• TASK TO COMPLETE
Below are the records; pull every line that includes "régulateur".

## start THE RECORDS

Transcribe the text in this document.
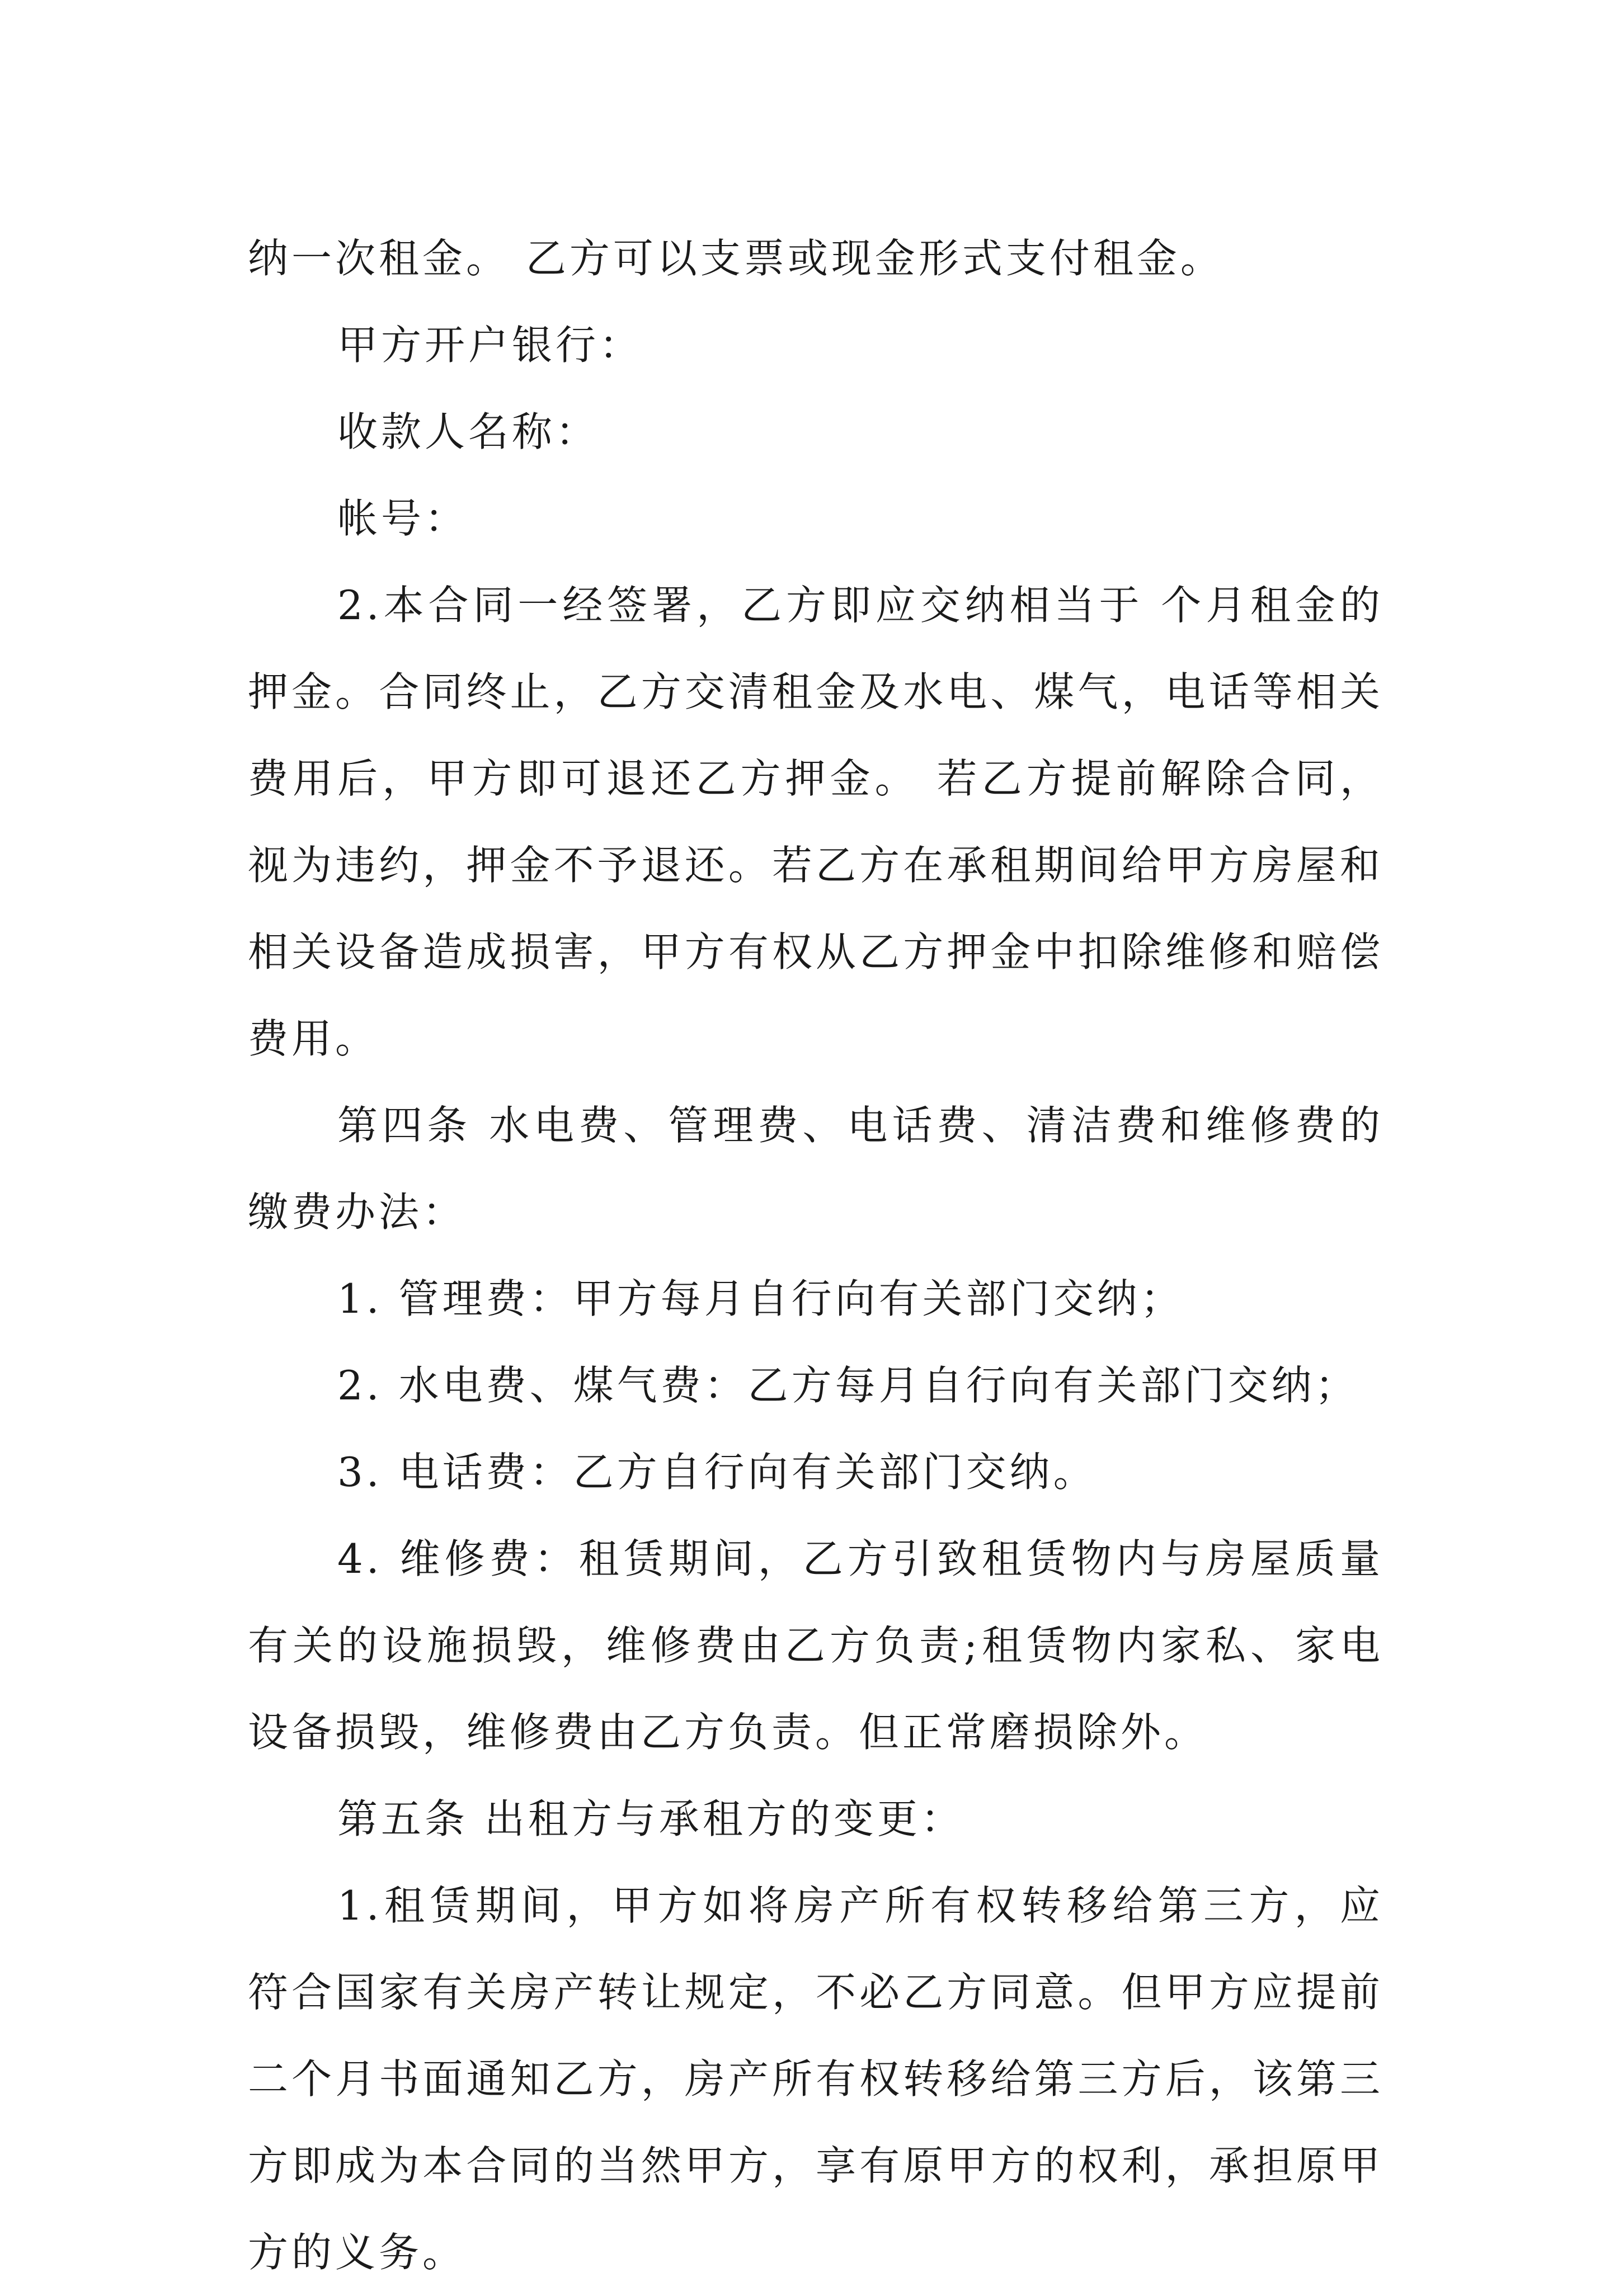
纳一次租金。 乙方可以支票或现金形式支付租金。

甲方开户银行：

收款人名称：

帐号：

2.本合同一经签署，乙方即应交纳相当于 个月租金的押金。合同终止，乙方交清租金及水电、煤气，电话等相关费用后，甲方即可退还乙方押金。 若乙方提前解除合同，视为违约，押金不予退还。若乙方在承租期间给甲方房屋和相关设备造成损害，甲方有权从乙方押金中扣除维修和赔偿费用。

第四条 水电费、管理费、电话费、清洁费和维修费的缴费办法：

1. 管理费：甲方每月自行向有关部门交纳；

2. 水电费、煤气费：乙方每月自行向有关部门交纳；

3. 电话费：乙方自行向有关部门交纳。

4. 维修费：租赁期间，乙方引致租赁物内与房屋质量有关的设施损毁，维修费由乙方负责;租赁物内家私、家电设备损毁，维修费由乙方负责。但正常磨损除外。

第五条 出租方与承租方的变更：

1.租赁期间，甲方如将房产所有权转移给第三方，应符合国家有关房产转让规定，不必乙方同意。但甲方应提前二个月书面通知乙方，房产所有权转移给第三方后，该第三方即成为本合同的当然甲方，享有原甲方的权利，承担原甲方的义务。
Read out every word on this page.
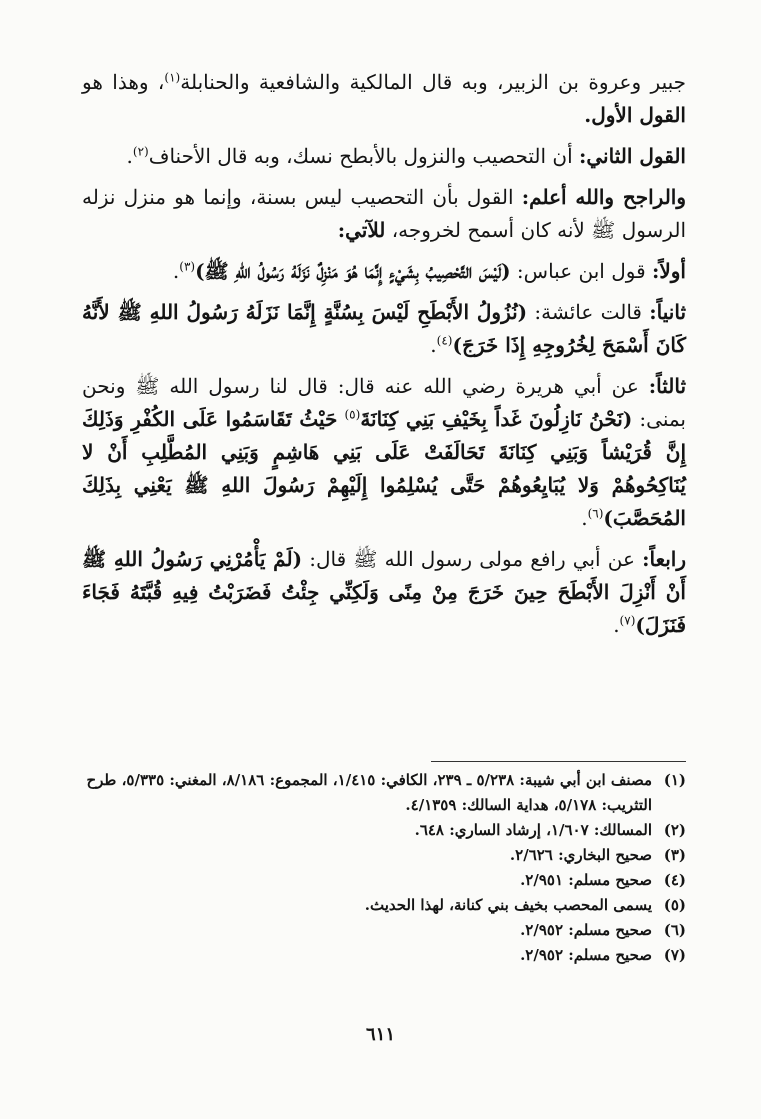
جبير وعروة بن الزبير، وبه قال المالكية والشافعية والحنابلة$^{(١)}$، وهذا هو القول الأول.

القول الثاني: أن التحصيب والنزول بالأبطح نسك، وبه قال الأحناف$^{(٢)}$.

والراجح والله أعلم: القول بأن التحصيب ليس بسنة، وإنما هو منزل نزله الرسول ﷺ لأنه كان أسمح لخروجه، للآتي:

أولاً: قول ابن عباس: (لَيْسَ التَّحْصِيبُ بِشَيْءٍ إِنَّمَا هُوَ مَنْزِلٌ نَزَلَهُ رَسُولُ اللهِ ﷺ)$^{(٣)}$.

ثانياً: قالت عائشة: (نُزُولُ الأَبْطَحِ لَيْسَ بِسُنَّةٍ إِنَّمَا نَزَلَهُ رَسُولُ اللهِ ﷺ لأَنَّهُ كَانَ أَسْمَحَ لِخُرُوجِهِ إِذَا خَرَجَ)$^{(٤)}$.

ثالثاً: عن أبي هريرة رضي الله عنه قال: قال لنا رسول الله ﷺ ونحن بمنى: (نَحْنُ نَازِلُونَ غَداً بِخَيْفِ بَنِي كِنَانَةَ$^{(٥)}$ حَيْثُ تَقَاسَمُوا عَلَى الكُفْرِ وَذَلِكَ إِنَّ قُرَيْشاً وَبَنِي كِنَانَةَ تَحَالَفَتْ عَلَى بَنِي هَاشِمٍ وَبَنِي المُطَّلِبِ أَنْ لا يُنَاكِحُوهُمْ وَلا يُبَايِعُوهُمْ حَتَّى يُسْلِمُوا إِلَيْهِمْ رَسُولَ اللهِ ﷺ يَعْنِي بِذَلِكَ المُحَصَّبَ)$^{(٦)}$.

رابعاً: عن أبي رافع مولى رسول الله ﷺ قال: (لَمْ يَأْمُرْنِي رَسُولُ اللهِ ﷺ أَنْ أَنْزِلَ الأَبْطَحَ حِينَ خَرَجَ مِنْ مِنًى وَلَكِنِّي جِئْتُ فَضَرَبْتُ فِيهِ قُبَّتَهُ فَجَاءَ فَنَزَلَ)$^{(٧)}$.

(١)
مصنف ابن أبي شيبة: ٥/٢٣٨ ـ ٢٣٩، الكافي: ١/٤١٥، المجموع: ٨/١٨٦، المغني: ٥/٣٣٥، طرح التثريب: ٥/١٧٨، هداية السالك: ٤/١٣٥٩.
(٢)
المسالك: ١/٦٠٧، إرشاد الساري: ٦٤٨.
(٣)
صحيح البخاري: ٢/٦٢٦.
(٤)
صحيح مسلم: ٢/٩٥١.
(٥)
يسمى المحصب بخيف بني كنانة، لهذا الحديث.
(٦)
صحيح مسلم: ٢/٩٥٢.
(٧)
صحيح مسلم: ٢/٩٥٢.
٦١١
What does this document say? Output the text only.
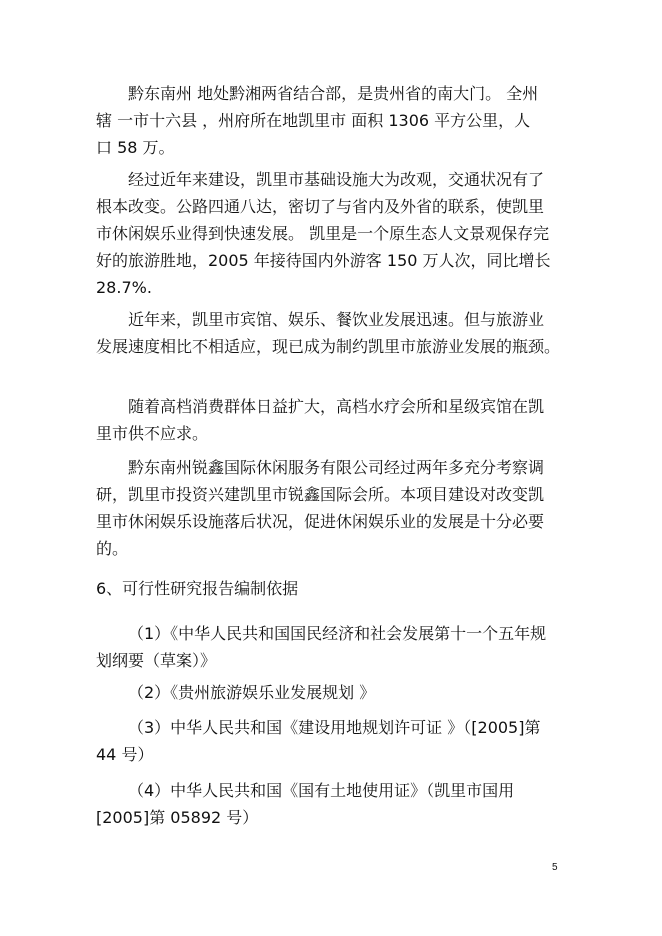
黔东南州 地处黔湘两省结合部，是贵州省的南大门。 全州
辖 一市十六县 ，州府所在地凯里市 面积 1306 平方公里，人
口 58 万。
经过近年来建设，凯里市基础设施大为改观，交通状况有了
根本改变。公路四通八达，密切了与省内及外省的联系，使凯里
市休闲娱乐业得到快速发展。 凯里是一个原生态人文景观保存完
好的旅游胜地，2005 年接待国内外游客 150 万人次，同比增长
28.7%.
近年来，凯里市宾馆、娱乐、餐饮业发展迅速。但与旅游业
发展速度相比不相适应，现已成为制约凯里市旅游业发展的瓶颈。
随着高档消费群体日益扩大，高档水疗会所和星级宾馆在凯
里市供不应求。
黔东南州锐鑫国际休闲服务有限公司经过两年多充分考察调
研，凯里市投资兴建凯里市锐鑫国际会所。本项目建设对改变凯
里市休闲娱乐设施落后状况，促进休闲娱乐业的发展是十分必要
的。
6、可行性研究报告编制依据
（1）《中华人民共和国国民经济和社会发展第十一个五年规
划纲要（草案）》
（2）《贵州旅游娱乐业发展规划 》
（3）中华人民共和国《建设用地规划许可证 》（[2005]第
44 号）
（4）中华人民共和国《国有土地使用证》（凯里市国用
[2005]第 05892 号）
5
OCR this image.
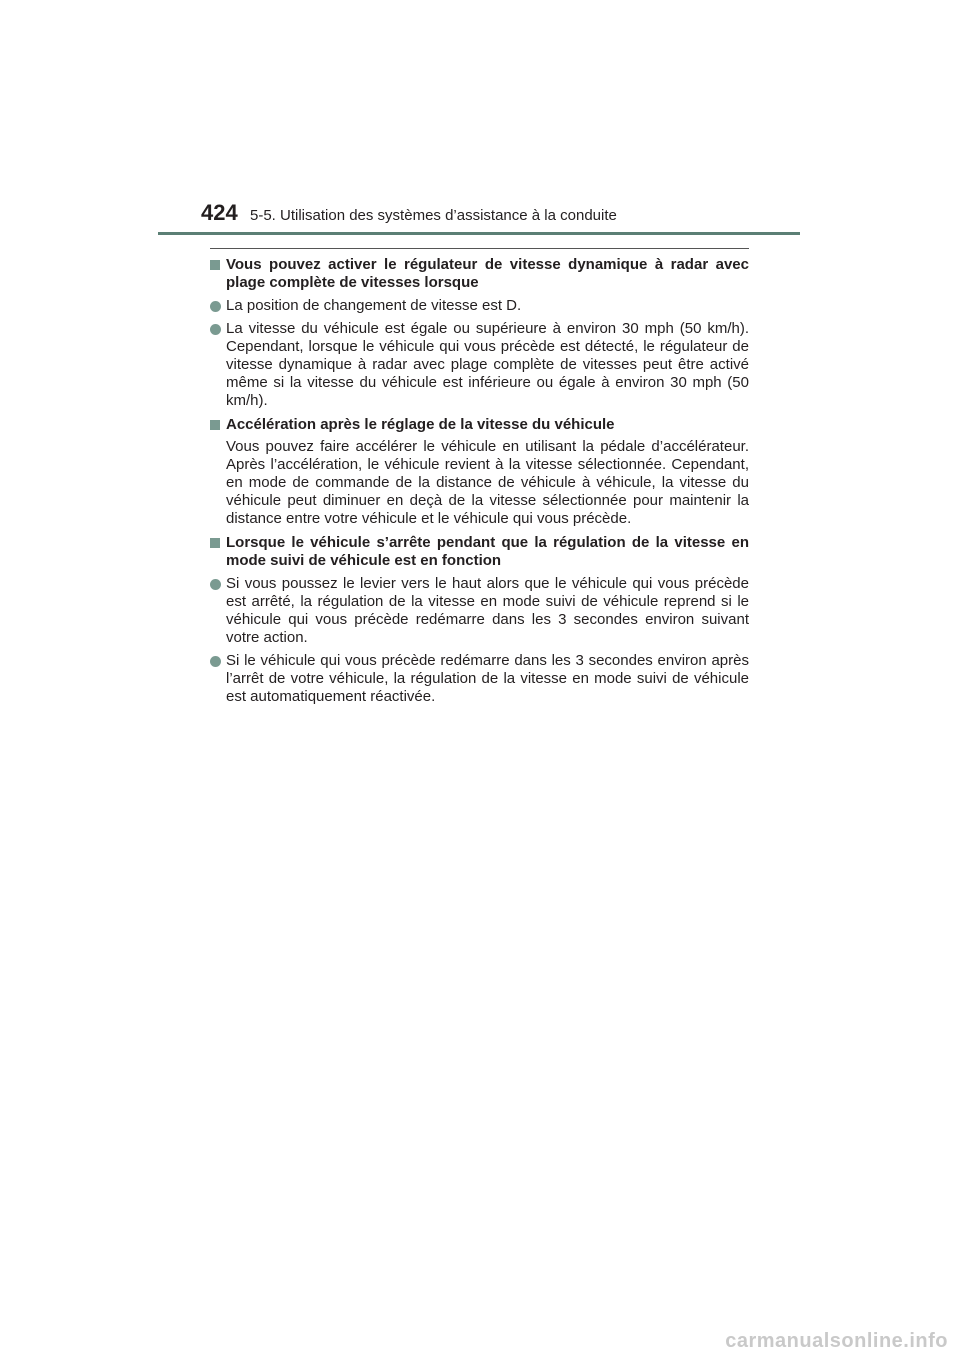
424 5-5. Utilisation des systèmes d’assistance à la conduite
Vous pouvez activer le régulateur de vitesse dynamique à radar avec plage complète de vitesses lorsque
La position de changement de vitesse est D.
La vitesse du véhicule est égale ou supérieure à environ 30 mph (50 km/h). Cependant, lorsque le véhicule qui vous précède est détecté, le régulateur de vitesse dynamique à radar avec plage complète de vitesses peut être activé même si la vitesse du véhicule est inférieure ou égale à environ 30 mph (50 km/h).
Accélération après le réglage de la vitesse du véhicule
Vous pouvez faire accélérer le véhicule en utilisant la pédale d’accélérateur. Après l’accélération, le véhicule revient à la vitesse sélectionnée. Cependant, en mode de commande de la distance de véhicule à véhicule, la vitesse du véhicule peut diminuer en deçà de la vitesse sélectionnée pour maintenir la distance entre votre véhicule et le véhicule qui vous précède.
Lorsque le véhicule s’arrête pendant que la régulation de la vitesse en mode suivi de véhicule est en fonction
Si vous poussez le levier vers le haut alors que le véhicule qui vous précède est arrêté, la régulation de la vitesse en mode suivi de véhicule reprend si le véhicule qui vous précède redémarre dans les 3 secondes environ suivant votre action.
Si le véhicule qui vous précède redémarre dans les 3 secondes environ après l’arrêt de votre véhicule, la régulation de la vitesse en mode suivi de véhicule est automatiquement réactivée.
carmanualsonline.info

## end THE RECORDS

• RESPONSE TO THIS EXERCISE
Vous pouvez activer le régulateur de vitesse dynamique à radar avec plage complète de vitesses lorsque
La vitesse du véhicule est égale ou supérieure à environ 30 mph (50 km/h). Cependant, lorsque le véhicule qui vous précède est détecté, le régulateur de vitesse dynamique à radar avec plage complète de vitesses peut être activé même si la vitesse du véhicule est inférieure ou égale à environ 30 mph (50 km/h).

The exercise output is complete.